» **Task**: Copy out all the data, word for word.

• • • • • • •

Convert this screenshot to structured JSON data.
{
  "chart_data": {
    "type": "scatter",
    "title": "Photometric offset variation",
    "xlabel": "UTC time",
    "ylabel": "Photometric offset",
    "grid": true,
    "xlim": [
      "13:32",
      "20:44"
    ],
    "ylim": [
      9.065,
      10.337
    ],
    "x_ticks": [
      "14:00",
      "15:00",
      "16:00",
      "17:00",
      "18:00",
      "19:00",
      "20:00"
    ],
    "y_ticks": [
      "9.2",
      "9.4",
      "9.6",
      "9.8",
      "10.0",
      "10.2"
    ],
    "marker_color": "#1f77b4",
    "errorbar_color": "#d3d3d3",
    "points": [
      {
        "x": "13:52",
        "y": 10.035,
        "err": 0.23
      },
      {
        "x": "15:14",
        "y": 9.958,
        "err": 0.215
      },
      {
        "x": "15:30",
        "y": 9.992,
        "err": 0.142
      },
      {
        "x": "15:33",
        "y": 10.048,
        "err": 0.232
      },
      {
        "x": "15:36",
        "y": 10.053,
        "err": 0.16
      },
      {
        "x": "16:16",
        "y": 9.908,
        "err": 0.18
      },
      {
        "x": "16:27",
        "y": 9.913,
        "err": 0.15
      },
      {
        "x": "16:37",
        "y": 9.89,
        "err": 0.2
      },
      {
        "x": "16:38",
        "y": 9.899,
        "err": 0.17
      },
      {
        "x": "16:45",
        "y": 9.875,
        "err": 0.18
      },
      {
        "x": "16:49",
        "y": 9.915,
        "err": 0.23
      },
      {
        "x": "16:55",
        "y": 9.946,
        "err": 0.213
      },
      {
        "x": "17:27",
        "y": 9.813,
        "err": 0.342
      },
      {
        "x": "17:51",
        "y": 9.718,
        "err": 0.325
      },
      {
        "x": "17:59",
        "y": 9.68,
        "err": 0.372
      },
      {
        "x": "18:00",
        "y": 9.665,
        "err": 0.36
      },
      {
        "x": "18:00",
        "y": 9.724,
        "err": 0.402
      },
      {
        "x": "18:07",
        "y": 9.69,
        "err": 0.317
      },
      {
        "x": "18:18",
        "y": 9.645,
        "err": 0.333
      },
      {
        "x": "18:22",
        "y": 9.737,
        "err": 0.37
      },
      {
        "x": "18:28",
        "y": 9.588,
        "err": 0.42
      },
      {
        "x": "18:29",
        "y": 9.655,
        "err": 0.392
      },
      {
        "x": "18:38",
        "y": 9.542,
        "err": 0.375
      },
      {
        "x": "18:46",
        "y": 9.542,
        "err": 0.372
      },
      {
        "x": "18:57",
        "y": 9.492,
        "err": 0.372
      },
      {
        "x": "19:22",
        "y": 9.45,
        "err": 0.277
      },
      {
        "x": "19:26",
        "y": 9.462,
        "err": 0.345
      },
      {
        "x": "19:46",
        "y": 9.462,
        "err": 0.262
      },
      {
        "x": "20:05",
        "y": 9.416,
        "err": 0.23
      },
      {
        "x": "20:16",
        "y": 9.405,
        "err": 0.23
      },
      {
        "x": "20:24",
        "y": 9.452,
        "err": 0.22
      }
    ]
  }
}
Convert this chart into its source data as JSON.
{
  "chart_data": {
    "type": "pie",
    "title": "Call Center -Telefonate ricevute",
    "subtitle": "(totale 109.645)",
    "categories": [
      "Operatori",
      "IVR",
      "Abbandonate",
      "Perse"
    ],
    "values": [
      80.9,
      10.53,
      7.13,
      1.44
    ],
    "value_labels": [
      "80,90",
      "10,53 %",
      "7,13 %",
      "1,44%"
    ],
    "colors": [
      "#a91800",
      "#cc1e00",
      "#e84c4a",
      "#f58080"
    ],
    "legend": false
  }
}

• • • • • • •

» **Answer to this task**:
Convert this screenshot to structured JSON data.
{
  "chart_data": {
    "type": "scatter",
    "title": "Photometric offset variation",
    "xlabel": "UTC time",
    "ylabel": "Photometric offset",
    "grid": true,
    "xlim": [
      "13:32",
      "20:44"
    ],
    "ylim": [
      9.065,
      10.337
    ],
    "x_ticks": [
      "14:00",
      "15:00",
      "16:00",
      "17:00",
      "18:00",
      "19:00",
      "20:00"
    ],
    "y_ticks": [
      "9.2",
      "9.4",
      "9.6",
      "9.8",
      "10.0",
      "10.2"
    ],
    "marker_color": "#1f77b4",
    "errorbar_color": "#d3d3d3",
    "points": [
      {
        "x": "13:52",
        "y": 10.035,
        "err": 0.23
      },
      {
        "x": "15:14",
        "y": 9.958,
        "err": 0.215
      },
      {
        "x": "15:30",
        "y": 9.992,
        "err": 0.142
      },
      {
        "x": "15:33",
        "y": 10.048,
        "err": 0.232
      },
      {
        "x": "15:36",
        "y": 10.053,
        "err": 0.16
      },
      {
        "x": "16:16",
        "y": 9.908,
        "err": 0.18
      },
      {
        "x": "16:27",
        "y": 9.913,
        "err": 0.15
      },
      {
        "x": "16:37",
        "y": 9.89,
        "err": 0.2
      },
      {
        "x": "16:38",
        "y": 9.899,
        "err": 0.17
      },
      {
        "x": "16:45",
        "y": 9.875,
        "err": 0.18
      },
      {
        "x": "16:49",
        "y": 9.915,
        "err": 0.23
      },
      {
        "x": "16:55",
        "y": 9.946,
        "err": 0.213
      },
      {
        "x": "17:27",
        "y": 9.813,
        "err": 0.342
      },
      {
        "x": "17:51",
        "y": 9.718,
        "err": 0.325
      },
      {
        "x": "17:59",
        "y": 9.68,
        "err": 0.372
      },
      {
        "x": "18:00",
        "y": 9.665,
        "err": 0.36
      },
      {
        "x": "18:00",
        "y": 9.724,
        "err": 0.402
      },
      {
        "x": "18:07",
        "y": 9.69,
        "err": 0.317
      },
      {
        "x": "18:18",
        "y": 9.645,
        "err": 0.333
      },
      {
        "x": "18:22",
        "y": 9.737,
        "err": 0.37
      },
      {
        "x": "18:28",
        "y": 9.588,
        "err": 0.42
      },
      {
        "x": "18:29",
        "y": 9.655,
        "err": 0.392
      },
      {
        "x": "18:38",
        "y": 9.542,
        "err": 0.375
      },
      {
        "x": "18:46",
        "y": 9.542,
        "err": 0.372
      },
      {
        "x": "18:57",
        "y": 9.492,
        "err": 0.372
      },
      {
        "x": "19:22",
        "y": 9.45,
        "err": 0.277
      },
      {
        "x": "19:26",
        "y": 9.462,
        "err": 0.345
      },
      {
        "x": "19:46",
        "y": 9.462,
        "err": 0.262
      },
      {
        "x": "20:05",
        "y": 9.416,
        "err": 0.23
      },
      {
        "x": "20:16",
        "y": 9.405,
        "err": 0.23
      },
      {
        "x": "20:24",
        "y": 9.452,
        "err": 0.22
      }
    ]
  }
}
Convert this chart into its source data as JSON.
{
  "chart_data": {
    "type": "pie",
    "title": "Call Center -Telefonate ricevute",
    "subtitle": "(totale 109.645)",
    "categories": [
      "Operatori",
      "IVR",
      "Abbandonate",
      "Perse"
    ],
    "values": [
      80.9,
      10.53,
      7.13,
      1.44
    ],
    "value_labels": [
      "80,90",
      "10,53 %",
      "7,13 %",
      "1,44%"
    ],
    "colors": [
      "#a91800",
      "#cc1e00",
      "#e84c4a",
      "#f58080"
    ],
    "legend": false
  }
}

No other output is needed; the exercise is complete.